# [What to work on]
Reproduce each line exactly, including spacing and punctuation.

☆ ☆ ☆ ☆ ☆

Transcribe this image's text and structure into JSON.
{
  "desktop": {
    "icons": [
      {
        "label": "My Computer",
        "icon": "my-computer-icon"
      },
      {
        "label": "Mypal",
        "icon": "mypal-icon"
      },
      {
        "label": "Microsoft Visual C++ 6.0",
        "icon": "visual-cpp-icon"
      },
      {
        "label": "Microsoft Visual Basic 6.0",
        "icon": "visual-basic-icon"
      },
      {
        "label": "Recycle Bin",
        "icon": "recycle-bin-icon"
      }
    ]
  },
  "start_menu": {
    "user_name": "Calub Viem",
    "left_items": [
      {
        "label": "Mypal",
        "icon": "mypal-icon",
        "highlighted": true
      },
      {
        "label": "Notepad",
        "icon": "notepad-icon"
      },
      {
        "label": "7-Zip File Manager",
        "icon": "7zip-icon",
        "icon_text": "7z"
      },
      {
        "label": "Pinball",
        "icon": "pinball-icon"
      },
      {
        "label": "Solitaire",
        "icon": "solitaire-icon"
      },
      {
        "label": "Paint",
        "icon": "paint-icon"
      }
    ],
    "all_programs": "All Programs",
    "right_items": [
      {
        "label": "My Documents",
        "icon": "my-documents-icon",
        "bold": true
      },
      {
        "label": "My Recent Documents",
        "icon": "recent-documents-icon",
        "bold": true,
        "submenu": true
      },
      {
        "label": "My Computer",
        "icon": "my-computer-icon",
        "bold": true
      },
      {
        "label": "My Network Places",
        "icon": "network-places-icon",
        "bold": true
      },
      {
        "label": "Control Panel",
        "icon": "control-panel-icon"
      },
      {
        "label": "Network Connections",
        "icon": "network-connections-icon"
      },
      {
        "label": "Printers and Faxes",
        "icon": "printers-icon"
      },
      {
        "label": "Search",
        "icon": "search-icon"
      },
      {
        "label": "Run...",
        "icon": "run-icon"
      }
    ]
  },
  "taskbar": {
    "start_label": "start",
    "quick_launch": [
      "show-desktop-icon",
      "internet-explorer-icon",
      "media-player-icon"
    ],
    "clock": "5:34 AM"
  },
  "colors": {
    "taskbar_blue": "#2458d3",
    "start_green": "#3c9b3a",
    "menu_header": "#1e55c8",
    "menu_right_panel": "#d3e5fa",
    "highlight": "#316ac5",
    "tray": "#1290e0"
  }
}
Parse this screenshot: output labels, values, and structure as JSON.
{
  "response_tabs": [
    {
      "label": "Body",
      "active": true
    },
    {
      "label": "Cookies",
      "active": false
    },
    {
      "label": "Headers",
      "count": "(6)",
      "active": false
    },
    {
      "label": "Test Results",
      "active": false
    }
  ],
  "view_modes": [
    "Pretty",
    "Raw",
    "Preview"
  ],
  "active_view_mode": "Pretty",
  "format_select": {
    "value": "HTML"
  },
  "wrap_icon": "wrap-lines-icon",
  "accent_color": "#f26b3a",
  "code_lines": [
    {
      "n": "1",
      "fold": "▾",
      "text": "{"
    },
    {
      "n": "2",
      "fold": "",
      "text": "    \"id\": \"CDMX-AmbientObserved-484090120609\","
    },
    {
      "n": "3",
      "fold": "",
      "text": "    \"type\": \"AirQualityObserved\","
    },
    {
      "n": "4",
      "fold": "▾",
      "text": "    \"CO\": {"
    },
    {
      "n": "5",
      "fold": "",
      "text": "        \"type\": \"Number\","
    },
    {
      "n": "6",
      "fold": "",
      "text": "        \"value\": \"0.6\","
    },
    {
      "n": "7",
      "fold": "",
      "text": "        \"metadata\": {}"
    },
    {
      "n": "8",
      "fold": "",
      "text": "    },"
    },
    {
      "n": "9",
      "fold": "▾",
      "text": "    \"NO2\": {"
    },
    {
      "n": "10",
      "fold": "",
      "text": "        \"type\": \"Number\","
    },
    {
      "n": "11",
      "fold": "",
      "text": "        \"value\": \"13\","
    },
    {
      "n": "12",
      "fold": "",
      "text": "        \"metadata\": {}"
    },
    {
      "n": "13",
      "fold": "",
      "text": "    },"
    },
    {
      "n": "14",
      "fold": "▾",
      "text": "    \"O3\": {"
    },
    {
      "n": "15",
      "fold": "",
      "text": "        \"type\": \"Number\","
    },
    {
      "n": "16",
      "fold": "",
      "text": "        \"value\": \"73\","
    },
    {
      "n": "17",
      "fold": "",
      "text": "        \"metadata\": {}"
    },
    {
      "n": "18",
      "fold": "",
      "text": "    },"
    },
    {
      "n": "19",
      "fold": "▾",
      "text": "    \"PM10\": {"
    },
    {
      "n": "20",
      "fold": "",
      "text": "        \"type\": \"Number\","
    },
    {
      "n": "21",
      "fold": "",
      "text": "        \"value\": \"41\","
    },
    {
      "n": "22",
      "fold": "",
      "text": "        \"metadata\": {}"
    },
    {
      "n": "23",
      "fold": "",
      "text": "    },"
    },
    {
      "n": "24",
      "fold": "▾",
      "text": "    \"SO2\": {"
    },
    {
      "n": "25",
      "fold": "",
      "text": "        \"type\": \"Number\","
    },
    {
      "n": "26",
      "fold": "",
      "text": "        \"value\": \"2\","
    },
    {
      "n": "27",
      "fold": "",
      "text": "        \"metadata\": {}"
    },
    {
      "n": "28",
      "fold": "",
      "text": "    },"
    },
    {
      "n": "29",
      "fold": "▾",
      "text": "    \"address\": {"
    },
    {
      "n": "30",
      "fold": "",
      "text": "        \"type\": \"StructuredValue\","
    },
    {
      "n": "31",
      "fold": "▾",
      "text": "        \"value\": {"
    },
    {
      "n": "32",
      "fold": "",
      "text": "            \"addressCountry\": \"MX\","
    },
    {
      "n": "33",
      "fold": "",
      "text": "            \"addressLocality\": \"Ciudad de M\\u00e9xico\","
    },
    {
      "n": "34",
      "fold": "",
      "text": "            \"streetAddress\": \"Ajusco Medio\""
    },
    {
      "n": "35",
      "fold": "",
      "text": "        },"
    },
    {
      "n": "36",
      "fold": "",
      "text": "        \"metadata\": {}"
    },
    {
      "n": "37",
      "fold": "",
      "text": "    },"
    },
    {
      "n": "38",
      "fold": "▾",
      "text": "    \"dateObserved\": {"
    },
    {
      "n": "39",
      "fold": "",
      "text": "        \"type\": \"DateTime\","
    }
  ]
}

☆ ☆ ☆ ☆ ☆

# [Exercise solution]
Transcribe this image's text and structure into JSON.
{
  "desktop": {
    "icons": [
      {
        "label": "My Computer",
        "icon": "my-computer-icon"
      },
      {
        "label": "Mypal",
        "icon": "mypal-icon"
      },
      {
        "label": "Microsoft Visual C++ 6.0",
        "icon": "visual-cpp-icon"
      },
      {
        "label": "Microsoft Visual Basic 6.0",
        "icon": "visual-basic-icon"
      },
      {
        "label": "Recycle Bin",
        "icon": "recycle-bin-icon"
      }
    ]
  },
  "start_menu": {
    "user_name": "Calub Viem",
    "left_items": [
      {
        "label": "Mypal",
        "icon": "mypal-icon",
        "highlighted": true
      },
      {
        "label": "Notepad",
        "icon": "notepad-icon"
      },
      {
        "label": "7-Zip File Manager",
        "icon": "7zip-icon",
        "icon_text": "7z"
      },
      {
        "label": "Pinball",
        "icon": "pinball-icon"
      },
      {
        "label": "Solitaire",
        "icon": "solitaire-icon"
      },
      {
        "label": "Paint",
        "icon": "paint-icon"
      }
    ],
    "all_programs": "All Programs",
    "right_items": [
      {
        "label": "My Documents",
        "icon": "my-documents-icon",
        "bold": true
      },
      {
        "label": "My Recent Documents",
        "icon": "recent-documents-icon",
        "bold": true,
        "submenu": true
      },
      {
        "label": "My Computer",
        "icon": "my-computer-icon",
        "bold": true
      },
      {
        "label": "My Network Places",
        "icon": "network-places-icon",
        "bold": true
      },
      {
        "label": "Control Panel",
        "icon": "control-panel-icon"
      },
      {
        "label": "Network Connections",
        "icon": "network-connections-icon"
      },
      {
        "label": "Printers and Faxes",
        "icon": "printers-icon"
      },
      {
        "label": "Search",
        "icon": "search-icon"
      },
      {
        "label": "Run...",
        "icon": "run-icon"
      }
    ]
  },
  "taskbar": {
    "start_label": "start",
    "quick_launch": [
      "show-desktop-icon",
      "internet-explorer-icon",
      "media-player-icon"
    ],
    "clock": "5:34 AM"
  },
  "colors": {
    "taskbar_blue": "#2458d3",
    "start_green": "#3c9b3a",
    "menu_header": "#1e55c8",
    "menu_right_panel": "#d3e5fa",
    "highlight": "#316ac5",
    "tray": "#1290e0"
  }
}
Parse this screenshot: output labels, values, and structure as JSON.
{
  "response_tabs": [
    {
      "label": "Body",
      "active": true
    },
    {
      "label": "Cookies",
      "active": false
    },
    {
      "label": "Headers",
      "count": "(6)",
      "active": false
    },
    {
      "label": "Test Results",
      "active": false
    }
  ],
  "view_modes": [
    "Pretty",
    "Raw",
    "Preview"
  ],
  "active_view_mode": "Pretty",
  "format_select": {
    "value": "HTML"
  },
  "wrap_icon": "wrap-lines-icon",
  "accent_color": "#f26b3a",
  "code_lines": [
    {
      "n": "1",
      "fold": "▾",
      "text": "{"
    },
    {
      "n": "2",
      "fold": "",
      "text": "    \"id\": \"CDMX-AmbientObserved-484090120609\","
    },
    {
      "n": "3",
      "fold": "",
      "text": "    \"type\": \"AirQualityObserved\","
    },
    {
      "n": "4",
      "fold": "▾",
      "text": "    \"CO\": {"
    },
    {
      "n": "5",
      "fold": "",
      "text": "        \"type\": \"Number\","
    },
    {
      "n": "6",
      "fold": "",
      "text": "        \"value\": \"0.6\","
    },
    {
      "n": "7",
      "fold": "",
      "text": "        \"metadata\": {}"
    },
    {
      "n": "8",
      "fold": "",
      "text": "    },"
    },
    {
      "n": "9",
      "fold": "▾",
      "text": "    \"NO2\": {"
    },
    {
      "n": "10",
      "fold": "",
      "text": "        \"type\": \"Number\","
    },
    {
      "n": "11",
      "fold": "",
      "text": "        \"value\": \"13\","
    },
    {
      "n": "12",
      "fold": "",
      "text": "        \"metadata\": {}"
    },
    {
      "n": "13",
      "fold": "",
      "text": "    },"
    },
    {
      "n": "14",
      "fold": "▾",
      "text": "    \"O3\": {"
    },
    {
      "n": "15",
      "fold": "",
      "text": "        \"type\": \"Number\","
    },
    {
      "n": "16",
      "fold": "",
      "text": "        \"value\": \"73\","
    },
    {
      "n": "17",
      "fold": "",
      "text": "        \"metadata\": {}"
    },
    {
      "n": "18",
      "fold": "",
      "text": "    },"
    },
    {
      "n": "19",
      "fold": "▾",
      "text": "    \"PM10\": {"
    },
    {
      "n": "20",
      "fold": "",
      "text": "        \"type\": \"Number\","
    },
    {
      "n": "21",
      "fold": "",
      "text": "        \"value\": \"41\","
    },
    {
      "n": "22",
      "fold": "",
      "text": "        \"metadata\": {}"
    },
    {
      "n": "23",
      "fold": "",
      "text": "    },"
    },
    {
      "n": "24",
      "fold": "▾",
      "text": "    \"SO2\": {"
    },
    {
      "n": "25",
      "fold": "",
      "text": "        \"type\": \"Number\","
    },
    {
      "n": "26",
      "fold": "",
      "text": "        \"value\": \"2\","
    },
    {
      "n": "27",
      "fold": "",
      "text": "        \"metadata\": {}"
    },
    {
      "n": "28",
      "fold": "",
      "text": "    },"
    },
    {
      "n": "29",
      "fold": "▾",
      "text": "    \"address\": {"
    },
    {
      "n": "30",
      "fold": "",
      "text": "        \"type\": \"StructuredValue\","
    },
    {
      "n": "31",
      "fold": "▾",
      "text": "        \"value\": {"
    },
    {
      "n": "32",
      "fold": "",
      "text": "            \"addressCountry\": \"MX\","
    },
    {
      "n": "33",
      "fold": "",
      "text": "            \"addressLocality\": \"Ciudad de M\\u00e9xico\","
    },
    {
      "n": "34",
      "fold": "",
      "text": "            \"streetAddress\": \"Ajusco Medio\""
    },
    {
      "n": "35",
      "fold": "",
      "text": "        },"
    },
    {
      "n": "36",
      "fold": "",
      "text": "        \"metadata\": {}"
    },
    {
      "n": "37",
      "fold": "",
      "text": "    },"
    },
    {
      "n": "38",
      "fold": "▾",
      "text": "    \"dateObserved\": {"
    },
    {
      "n": "39",
      "fold": "",
      "text": "        \"type\": \"DateTime\","
    }
  ]
}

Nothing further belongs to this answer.